### Фрагмент текста
####################
Моноэтничные нации, полученные подстраиванием государственных границ под этнические, иногда называют этнонациями. Но поскольку этносы на Земле расселены вперемешку, то одной перекройки границ государств для создания этнонаций всегда недостаточно, надо ещё избавиться от засоряющих этнонацию иноэтничных меньшинств. Это делается путём их истребления, изгнания или принудительной ассимиляции. Последнее гуманнее этнических чисток, однако всё это — варварство, т.е реанимация племенных чувств и племенных порядков в эпоху существования государств. Варварство — это консервативная реакция племенного начала на успехи цивилизации, восстание против цивилизации (которая опирается на государство и право, а в развитых своих формах — и на политические нации как сообщества граждан, не связанные с их этничностью).
####################
### Извлечённые записи
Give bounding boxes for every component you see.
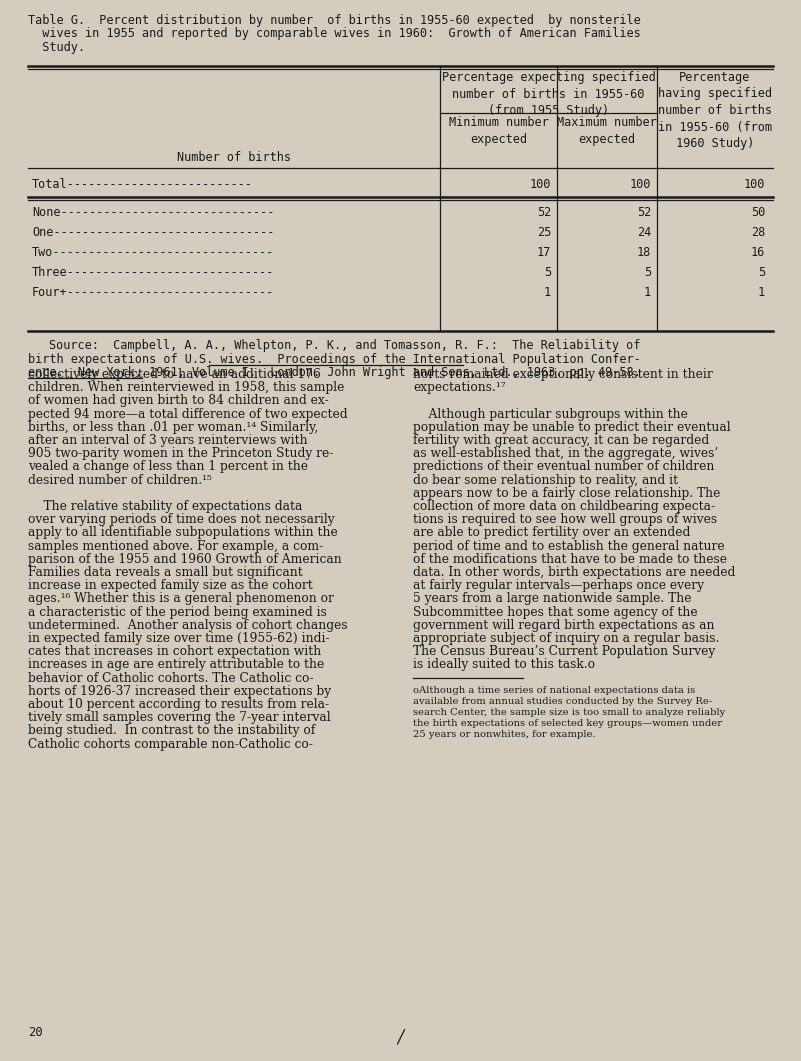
####################
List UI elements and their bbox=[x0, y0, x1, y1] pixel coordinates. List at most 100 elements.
####################
### Задание
Процитируйте отрывок текста об этнонациях от слов «Моноэтничные нации, полученные» до слов «с их этничностью).». Записи получены из иного источника.

### Ответ
Моноэтничные нации, полученные подстраиванием государственных границ под этнические, иногда называют этнонациями. Но поскольку этносы на Земле расселены вперемешку, то одной перекройки границ государств для создания этнонаций всегда недостаточно, надо ещё избавиться от засоряющих этнонацию иноэтничных меньшинств. Это делается путём их истребления, изгнания или принудительной ассимиляции. Последнее гуманнее этнических чисток, однако всё это — варварство, т.е реанимация племенных чувств и племенных порядков в эпоху существования государств. Варварство — это консервативная реакция племенного начала на успехи цивилизации, восстание против цивилизации (которая опирается на государство и право, а в развитых своих формах — и на политические нации как сообщества граждан, не связанные с их этничностью).